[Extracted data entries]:
(begin)
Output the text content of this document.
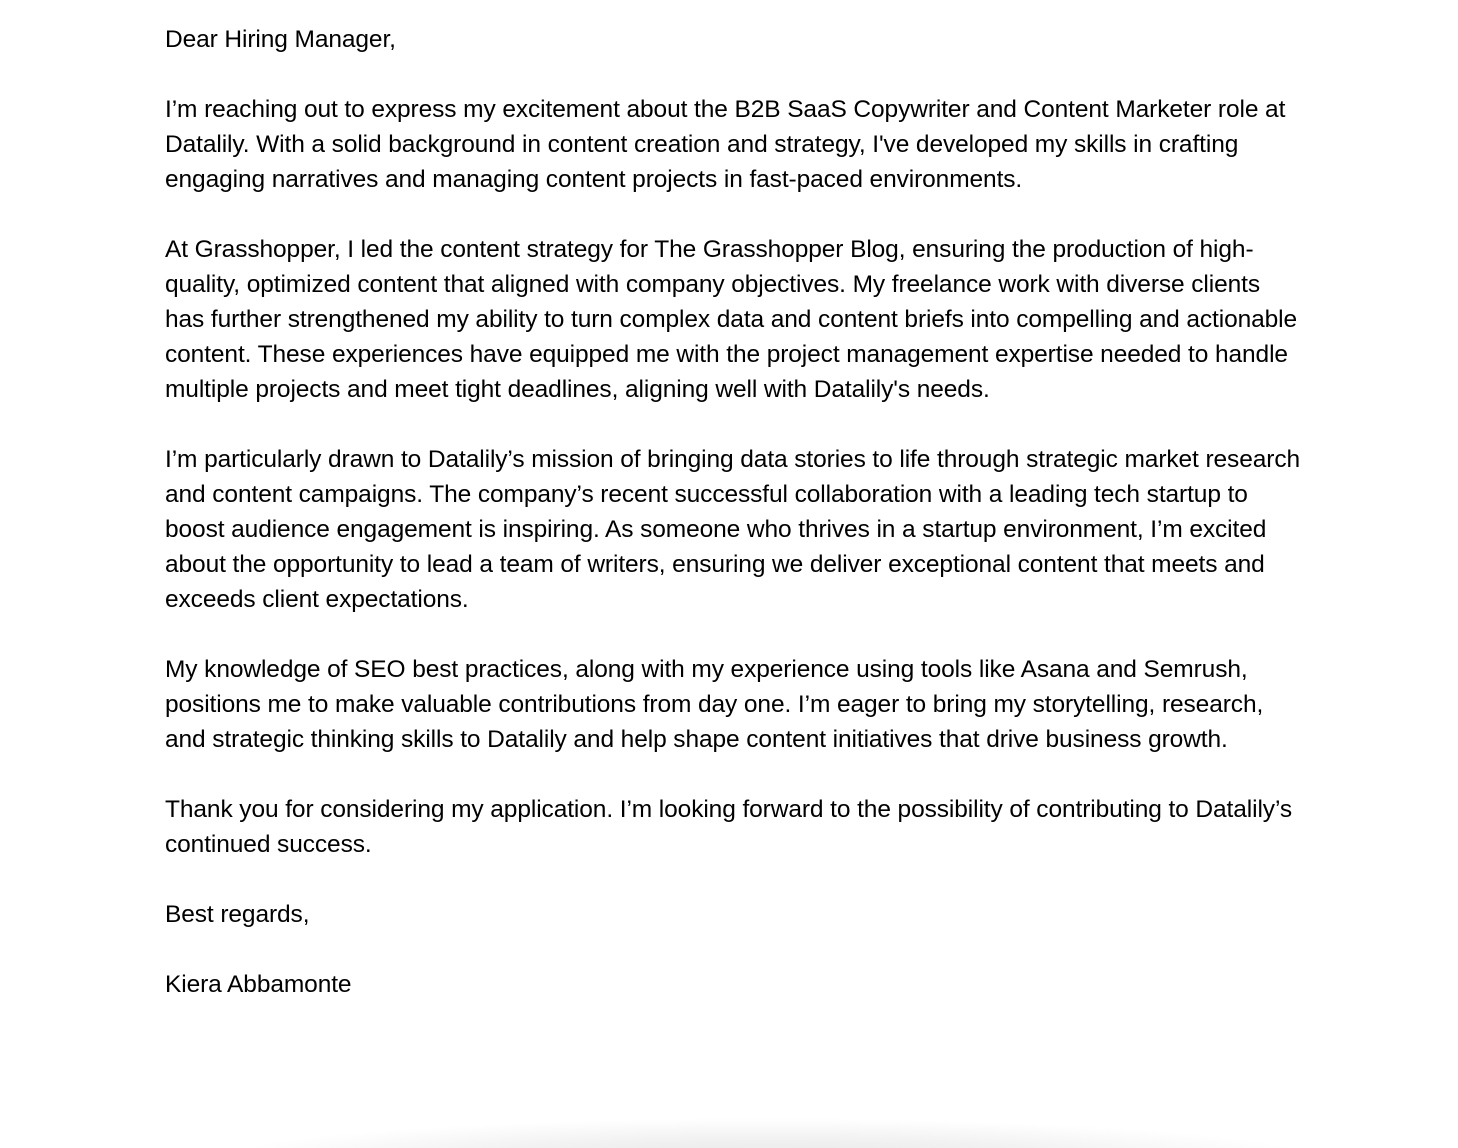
Dear Hiring Manager,

I’m reaching out to express my excitement about the B2B SaaS Copywriter and Content Marketer role at Datalily. With a solid background in content creation and strategy, I've developed my skills in crafting engaging narratives and managing content projects in fast-paced environments.

At Grasshopper, I led the content strategy for The Grasshopper Blog, ensuring the production of high-quality, optimized content that aligned with company objectives. My freelance work with diverse clients has further strengthened my ability to turn complex data and content briefs into compelling and actionable content. These experiences have equipped me with the project management expertise needed to handle multiple projects and meet tight deadlines, aligning well with Datalily's needs.

I’m particularly drawn to Datalily’s mission of bringing data stories to life through strategic market research and content campaigns. The company’s recent successful collaboration with a leading tech startup to boost audience engagement is inspiring. As someone who thrives in a startup environment, I’m excited about the opportunity to lead a team of writers, ensuring we deliver exceptional content that meets and exceeds client expectations.

My knowledge of SEO best practices, along with my experience using tools like Asana and Semrush, positions me to make valuable contributions from day one. I’m eager to bring my storytelling, research, and strategic thinking skills to Datalily and help shape content initiatives that drive business growth.

Thank you for considering my application. I’m looking forward to the possibility of contributing to Datalily’s continued success.

Best regards,

Kiera Abbamonte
(end)
[DO THIS]: Using the material above, return every line exactly as it appears, minus the pictures.

[WORKED SOLUTION]:
Output the text content of this document.
Dear Hiring Manager,

I’m reaching out to express my excitement about the B2B SaaS Copywriter and Content Marketer role at Datalily. With a solid background in content creation and strategy, I've developed my skills in crafting engaging narratives and managing content projects in fast-paced environments.

At Grasshopper, I led the content strategy for The Grasshopper Blog, ensuring the production of high-quality, optimized content that aligned with company objectives. My freelance work with diverse clients has further strengthened my ability to turn complex data and content briefs into compelling and actionable content. These experiences have equipped me with the project management expertise needed to handle multiple projects and meet tight deadlines, aligning well with Datalily's needs.

I’m particularly drawn to Datalily’s mission of bringing data stories to life through strategic market research and content campaigns. The company’s recent successful collaboration with a leading tech startup to boost audience engagement is inspiring. As someone who thrives in a startup environment, I’m excited about the opportunity to lead a team of writers, ensuring we deliver exceptional content that meets and exceeds client expectations.

My knowledge of SEO best practices, along with my experience using tools like Asana and Semrush, positions me to make valuable contributions from day one. I’m eager to bring my storytelling, research, and strategic thinking skills to Datalily and help shape content initiatives that drive business growth.

Thank you for considering my application. I’m looking forward to the possibility of contributing to Datalily’s continued success.

Best regards,

Kiera Abbamonte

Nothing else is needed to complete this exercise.